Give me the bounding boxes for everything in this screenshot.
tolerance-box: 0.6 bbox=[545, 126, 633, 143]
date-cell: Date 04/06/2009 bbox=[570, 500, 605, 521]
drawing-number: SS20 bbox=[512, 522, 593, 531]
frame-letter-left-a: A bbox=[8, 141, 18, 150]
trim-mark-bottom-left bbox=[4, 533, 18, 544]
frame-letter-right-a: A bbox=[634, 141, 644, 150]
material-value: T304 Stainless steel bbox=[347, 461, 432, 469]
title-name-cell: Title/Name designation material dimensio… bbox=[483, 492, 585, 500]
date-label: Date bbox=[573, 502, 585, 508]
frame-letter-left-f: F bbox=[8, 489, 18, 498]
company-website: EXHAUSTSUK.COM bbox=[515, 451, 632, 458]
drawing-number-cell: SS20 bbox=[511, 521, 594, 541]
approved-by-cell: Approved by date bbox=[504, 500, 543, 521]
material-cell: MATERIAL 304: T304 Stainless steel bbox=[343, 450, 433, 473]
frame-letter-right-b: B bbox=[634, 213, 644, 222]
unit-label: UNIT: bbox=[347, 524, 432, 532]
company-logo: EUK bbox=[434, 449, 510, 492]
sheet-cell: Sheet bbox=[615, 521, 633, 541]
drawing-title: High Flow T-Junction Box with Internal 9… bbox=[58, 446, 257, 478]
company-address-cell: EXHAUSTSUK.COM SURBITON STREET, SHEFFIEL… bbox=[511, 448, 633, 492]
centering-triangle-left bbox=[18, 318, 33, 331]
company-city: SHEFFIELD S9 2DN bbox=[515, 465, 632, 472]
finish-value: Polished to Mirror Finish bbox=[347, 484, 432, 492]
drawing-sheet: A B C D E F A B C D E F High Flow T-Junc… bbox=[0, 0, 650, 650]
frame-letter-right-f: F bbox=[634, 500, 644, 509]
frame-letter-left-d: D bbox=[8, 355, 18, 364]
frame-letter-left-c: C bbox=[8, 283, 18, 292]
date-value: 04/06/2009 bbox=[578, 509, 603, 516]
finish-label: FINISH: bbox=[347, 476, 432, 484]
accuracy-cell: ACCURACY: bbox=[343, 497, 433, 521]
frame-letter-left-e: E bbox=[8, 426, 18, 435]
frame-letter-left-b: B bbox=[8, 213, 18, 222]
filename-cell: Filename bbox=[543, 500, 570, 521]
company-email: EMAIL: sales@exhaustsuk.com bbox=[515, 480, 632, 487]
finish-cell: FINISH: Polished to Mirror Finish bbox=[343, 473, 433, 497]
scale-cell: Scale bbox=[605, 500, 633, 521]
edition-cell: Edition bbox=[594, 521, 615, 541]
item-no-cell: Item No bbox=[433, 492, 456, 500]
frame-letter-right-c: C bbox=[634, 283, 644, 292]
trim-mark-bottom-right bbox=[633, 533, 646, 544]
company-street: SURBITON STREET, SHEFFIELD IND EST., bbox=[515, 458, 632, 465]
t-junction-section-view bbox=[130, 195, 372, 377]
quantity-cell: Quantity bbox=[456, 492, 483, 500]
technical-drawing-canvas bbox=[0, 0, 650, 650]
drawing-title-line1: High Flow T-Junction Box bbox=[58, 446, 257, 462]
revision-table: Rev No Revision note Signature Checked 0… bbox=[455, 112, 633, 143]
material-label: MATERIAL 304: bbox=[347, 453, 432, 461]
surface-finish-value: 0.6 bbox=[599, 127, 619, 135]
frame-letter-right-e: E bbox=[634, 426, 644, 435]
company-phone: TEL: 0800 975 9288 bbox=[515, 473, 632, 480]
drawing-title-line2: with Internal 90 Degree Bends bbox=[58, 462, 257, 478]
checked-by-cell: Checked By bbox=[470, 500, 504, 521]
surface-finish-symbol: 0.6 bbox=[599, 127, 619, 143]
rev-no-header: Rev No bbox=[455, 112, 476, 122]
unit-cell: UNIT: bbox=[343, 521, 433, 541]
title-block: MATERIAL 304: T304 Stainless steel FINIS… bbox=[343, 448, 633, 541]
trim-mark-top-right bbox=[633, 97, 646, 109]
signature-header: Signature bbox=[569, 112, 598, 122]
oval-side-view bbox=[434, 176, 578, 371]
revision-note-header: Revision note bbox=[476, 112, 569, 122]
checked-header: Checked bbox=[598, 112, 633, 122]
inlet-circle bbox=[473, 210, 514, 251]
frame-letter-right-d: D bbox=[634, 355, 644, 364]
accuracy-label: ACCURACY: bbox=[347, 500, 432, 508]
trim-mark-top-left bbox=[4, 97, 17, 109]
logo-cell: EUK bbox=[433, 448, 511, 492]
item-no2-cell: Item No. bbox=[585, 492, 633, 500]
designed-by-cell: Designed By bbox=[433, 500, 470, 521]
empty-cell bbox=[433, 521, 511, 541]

▬▬▬▬▬▬

Show each row above that contains the word "finish".

_Worked answer:_
finish-value: Polished to Mirror Finish bbox=[347, 484, 432, 492]
finish-label: FINISH: bbox=[347, 476, 432, 484]
finish-cell: FINISH: Polished to Mirror Finish bbox=[343, 473, 433, 497]
surface-finish-value: 0.6 bbox=[599, 127, 619, 135]
surface-finish-symbol: 0.6 bbox=[599, 127, 619, 143]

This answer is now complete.